Copy out, from the entries below, each line holding the string "климата".
>> start Material supplied
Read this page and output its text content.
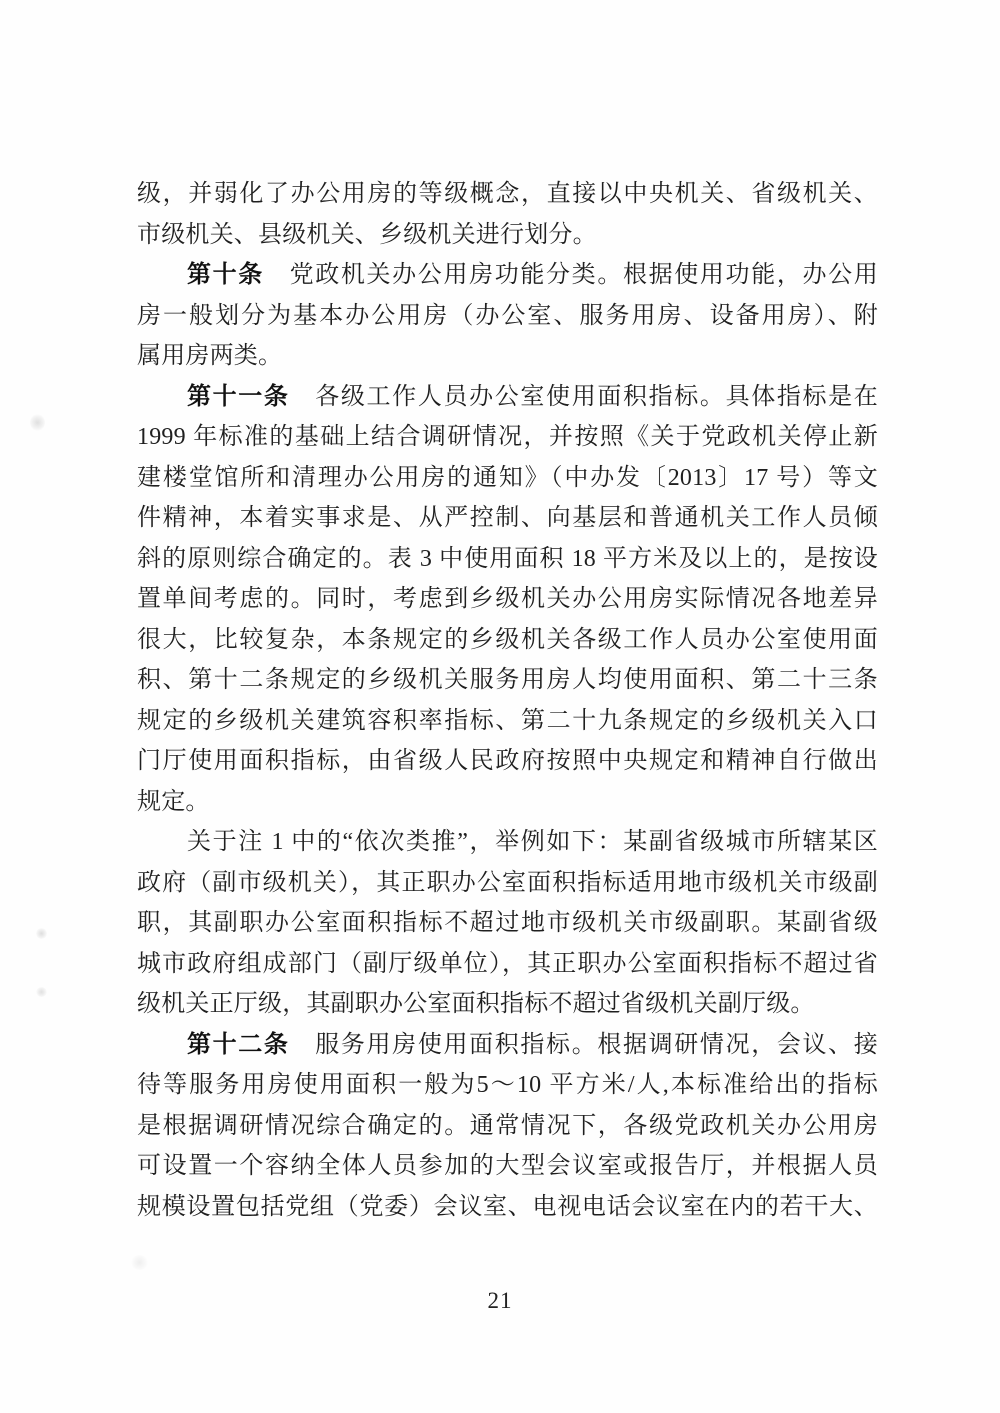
级，并弱化了办公用房的等级概念，直接以中央机关、省级机关、
市级机关、县级机关、乡级机关进行划分。
第十条　党政机关办公用房功能分类。根据使用功能，办公用
房一般划分为基本办公用房（办公室、服务用房、设备用房）、附
属用房两类。
第十一条　各级工作人员办公室使用面积指标。具体指标是在
1999 年标准的基础上结合调研情况，并按照《关于党政机关停止新
建楼堂馆所和清理办公用房的通知》（中办发〔2013〕17 号）等文
件精神，本着实事求是、从严控制、向基层和普通机关工作人员倾
斜的原则综合确定的。表 3 中使用面积 18 平方米及以上的，是按设
置单间考虑的。同时，考虑到乡级机关办公用房实际情况各地差异
很大，比较复杂，本条规定的乡级机关各级工作人员办公室使用面
积、第十二条规定的乡级机关服务用房人均使用面积、第二十三条
规定的乡级机关建筑容积率指标、第二十九条规定的乡级机关入口
门厅使用面积指标，由省级人民政府按照中央规定和精神自行做出
规定。
关于注 1 中的“依次类推”，举例如下：某副省级城市所辖某区
政府（副市级机关），其正职办公室面积指标适用地市级机关市级副
职，其副职办公室面积指标不超过地市级机关市级副职。某副省级
城市政府组成部门（副厅级单位），其正职办公室面积指标不超过省
级机关正厅级，其副职办公室面积指标不超过省级机关副厅级。
第十二条　服务用房使用面积指标。根据调研情况，会议、接
待等服务用房使用面积一般为5～10 平方米/人,本标准给出的指标
是根据调研情况综合确定的。通常情况下，各级党政机关办公用房
可设置一个容纳全体人员参加的大型会议室或报告厅，并根据人员
规模设置包括党组（党委）会议室、电视电话会议室在内的若干大、
21
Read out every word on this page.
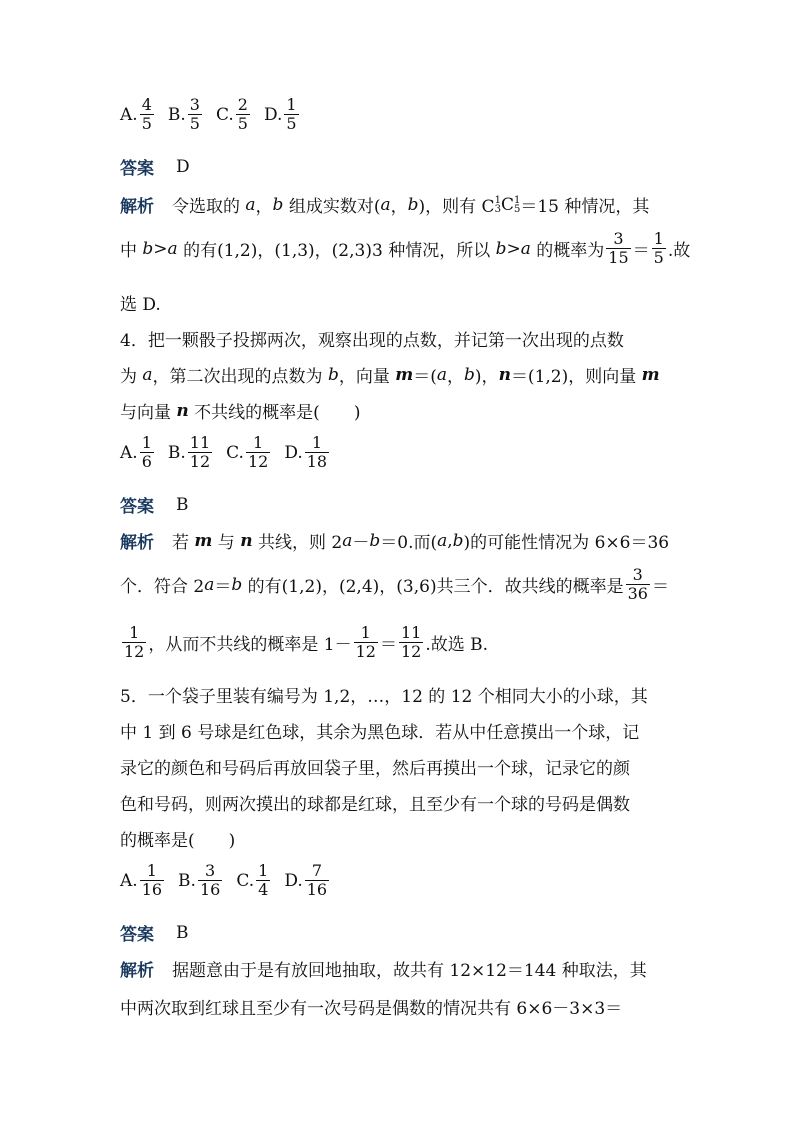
A. $\frac{4}{5} B$. $\frac{3}{5} C$. $\frac{2}{5} D$. $\frac{1}{5}$
答案 D
解析 令选取的 a ， b 组成实数对( a ， b )，则有 C 1
3 C 1
5 ＝15 种情况，其
中 b>a 的有(1,2)，(1,3)，(2,3)3 种情况，所以 b>a 的概率为 $\frac{3}{15} = \frac{1}{5}$ .故
选 D.
4．把一颗骰子投掷两次，观察出现的点数，并记第一次出现的点数
为 a ，第二次出现的点数为 b ，向量 m ＝( a ， b )， n ＝(1,2)，则向量 m
与向量 n 不共线的概率是(　　)
A. $\frac{1}{6} B$. $\frac{11}{12} C$. $\frac{1}{12} D$. $\frac{1}{18}$
答案 B
解析 若 m 与 n 共线，则 2 a － b ＝0.而( a , b )的可能性情况为 6×6＝36
个．符合 2 a ＝ b 的有(1,2)，(2,4)，(3,6)共三个．故共线的概率是 $\frac{3}{36}$ ＝
$\frac{1}{12}$ ，从而不共线的概率是 $1- \frac{1}{12} = \frac{11}{12}$ .故选 B.
5．一个袋子里装有编号为 1,2，…，12 的 12 个相同大小的小球，其
中 1 到 6 号球是红色球，其余为黑色球．若从中任意摸出一个球，记
录它的颜色和号码后再放回袋子里，然后再摸出一个球，记录它的颜
色和号码，则两次摸出的球都是红球，且至少有一个球的号码是偶数
的概率是(　　)
A. $\frac{1}{16} B$. $\frac{3}{16} C$. $\frac{1}{4} D$. $\frac{7}{16}$
答案 B
解析 据题意由于是有放回地抽取，故共有 12×12＝144 种取法，其
中两次取到红球且至少有一次号码是偶数的情况共有 6×6－3×3＝
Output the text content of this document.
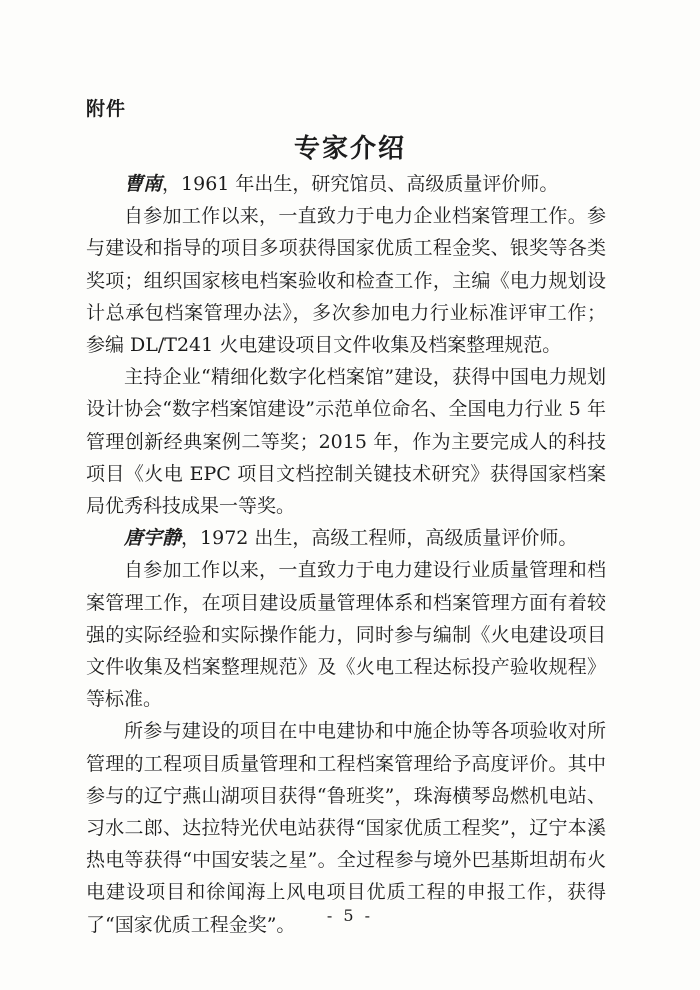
附件
专家介绍

曹南，1961 年出生，研究馆员、高级质量评价师。

自参加工作以来，一直致力于电力企业档案管理工作。参与建设和指导的项目多项获得国家优质工程金奖、银奖等各类奖项；组织国家核电档案验收和检查工作，主编《电力规划设计总承包档案管理办法》，多次参加电力行业标准评审工作；参编 DL/T241 火电建设项目文件收集及档案整理规范。

主持企业“精细化数字化档案馆”建设，获得中国电力规划设计协会“数字档案馆建设”示范单位命名、全国电力行业 5 年管理创新经典案例二等奖；2015 年，作为主要完成人的科技项目《火电 EPC 项目文档控制关键技术研究》获得国家档案局优秀科技成果一等奖。

唐宇静，1972 出生，高级工程师，高级质量评价师。

自参加工作以来，一直致力于电力建设行业质量管理和档案管理工作，在项目建设质量管理体系和档案管理方面有着较强的实际经验和实际操作能力，同时参与编制《火电建设项目文件收集及档案整理规范》及《火电工程达标投产验收规程》等标准。

所参与建设的项目在中电建协和中施企协等各项验收对所管理的工程项目质量管理和工程档案管理给予高度评价。其中参与的辽宁燕山湖项目获得“鲁班奖”，珠海横琴岛燃机电站、习水二郎、达拉特光伏电站获得“国家优质工程奖”，辽宁本溪热电等获得“中国安装之星”。全过程参与境外巴基斯坦胡布火电建设项目和徐闻海上风电项目优质工程的申报工作，获得了“国家优质工程金奖”。	- 5 -
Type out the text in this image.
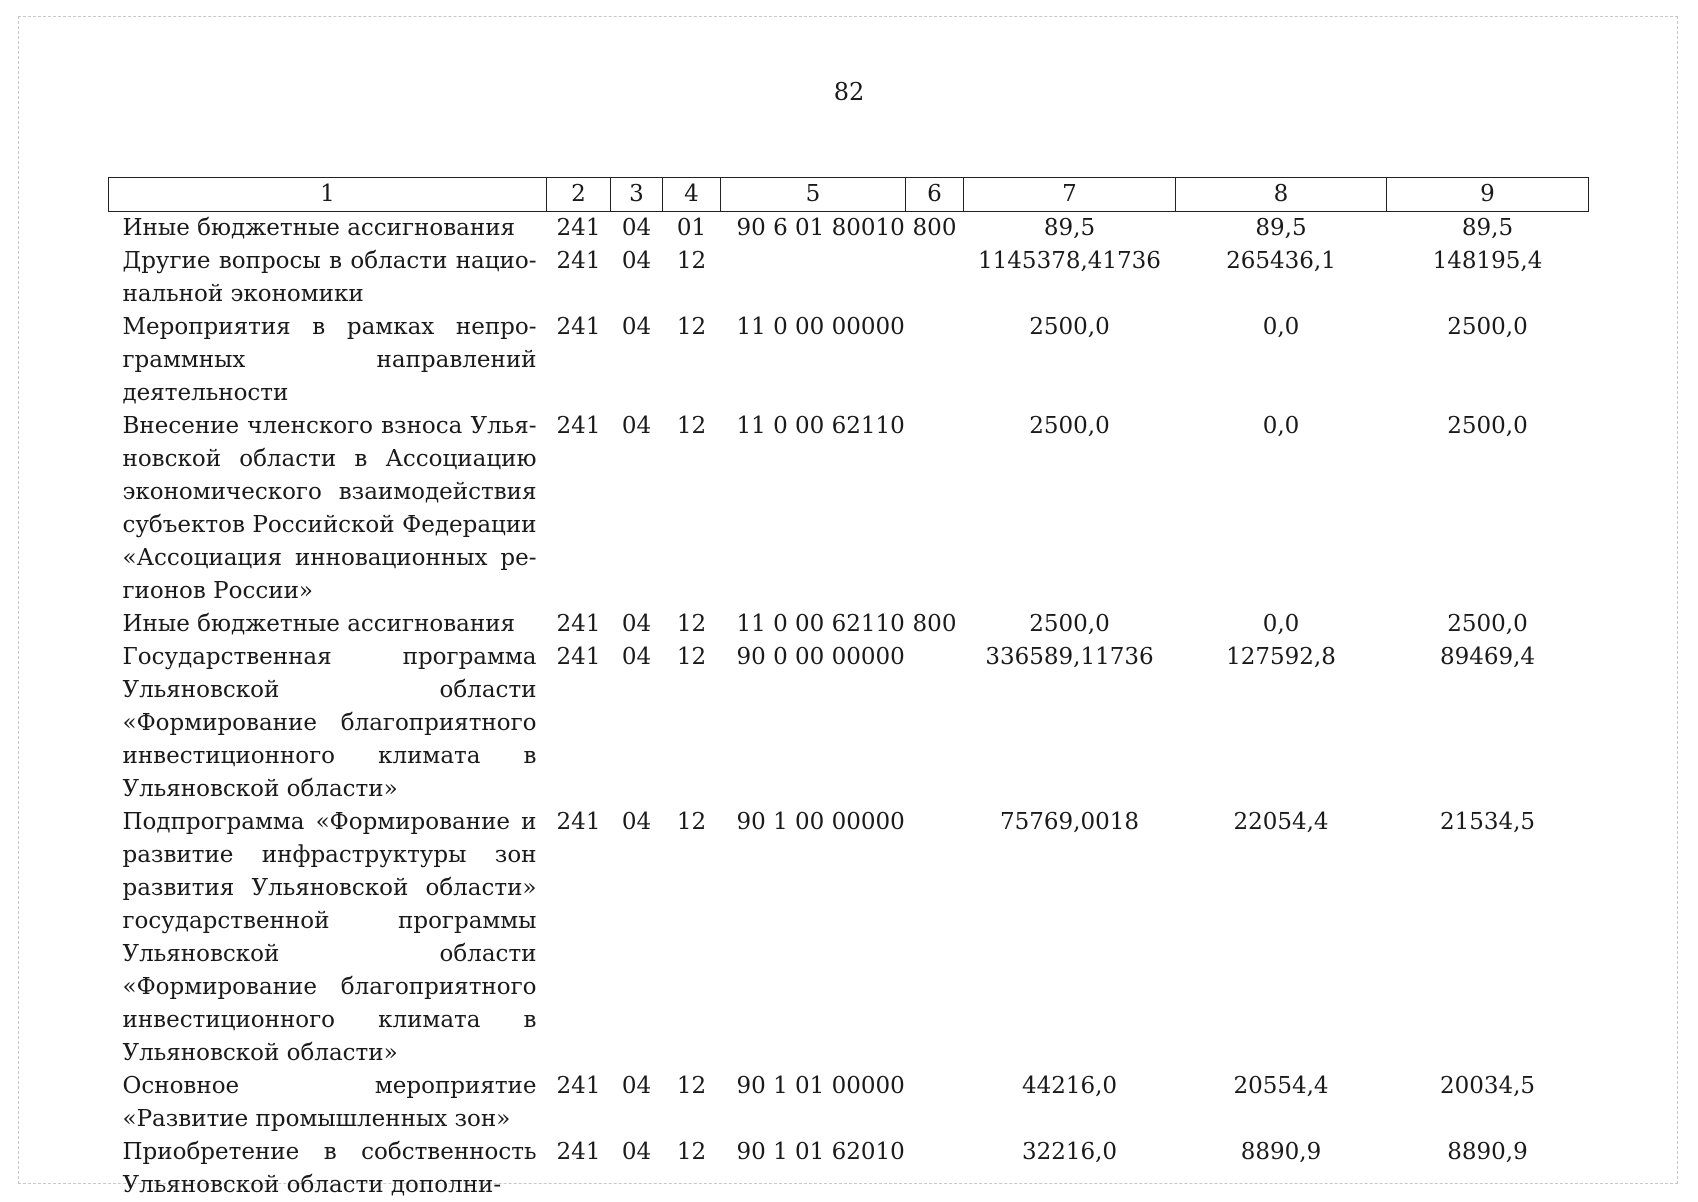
82
1	2	3	4	5	6	7	8	9
Иные бюджетные ассигнования	241	04	01	90 6 01 80010	800	89,5	89,5	89,5
Другие вопросы в области национальной экономики	241	04	12			1145378,41736	265436,1	148195,4
Мероприятия в рамках непрограммных направлений деятельности	241	04	12	11 0 00 00000		2500,0	0,0	2500,0
Внесение членского взноса Ульяновской области в Ассоциацию экономического взаимодействия субъектов Российской Федерации «Ассоциация инновационных регионов России»	241	04	12	11 0 00 62110		2500,0	0,0	2500,0
Иные бюджетные ассигнования	241	04	12	11 0 00 62110	800	2500,0	0,0	2500,0
Государственная программа Ульяновской области «Формирование благоприятного инвестиционного климата в Ульяновской области»	241	04	12	90 0 00 00000		336589,11736	127592,8	89469,4
Подпрограмма «Формирование и развитие инфраструктуры зон развития Ульяновской области» государственной программы Ульяновской области «Формирование благоприятного инвестиционного климата в Ульяновской области»	241	04	12	90 1 00 00000		75769,0018	22054,4	21534,5
Основное мероприятие «Развитие промышленных зон»	241	04	12	90 1 01 00000		44216,0	20554,4	20034,5
Приобретение в собственность Ульяновской области дополни-	241	04	12	90 1 01 62010		32216,0	8890,9	8890,9
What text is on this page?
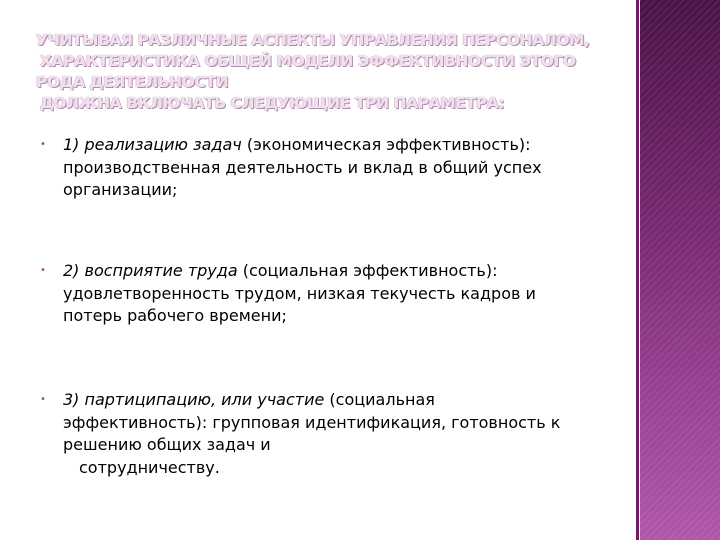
УЧИТЫВАЯ РАЗЛИЧНЫЕ АСПЕКТЫ УПРАВЛЕНИЯ ПЕРСОНАЛОМ,
ХАРАКТЕРИСТИКА ОБЩЕЙ МОДЕЛИ ЭФФЕКТИВНОСТИ ЭТОГО
РОДА ДЕЯТЕЛЬНОСТИ
ДОЛЖНА ВКЛЮЧАТЬ СЛЕДУЮЩИЕ ТРИ ПАРАМЕТРА:
• 1) реализацию задач (экономическая эффективность): производственная деятельность и вклад в общий успех организации;
• 2) восприятие труда (социальная эффективность): удовлетворенность трудом, низкая текучесть кадров и потерь рабочего времени;
• 3) партиципацию, или участие (социальная эффективность): групповая идентификация, готовность к решению общих задач и
сотрудничеству.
>> end Material supplied
### Finished exercise
Государственная программа Ульяновской области «Формирование благоприятного инвестиционного климата в Ульяновской области»	241	04	12	90 0 00 00000		336589,11736	127592,8	89469,4
Подпрограмма «Формирование и развитие инфраструктуры зон развития Ульяновской области» государственной программы Ульяновской области «Формирование благоприятного инвестиционного климата в Ульяновской области»	241	04	12	90 1 00 00000		75769,0018	22054,4	21534,5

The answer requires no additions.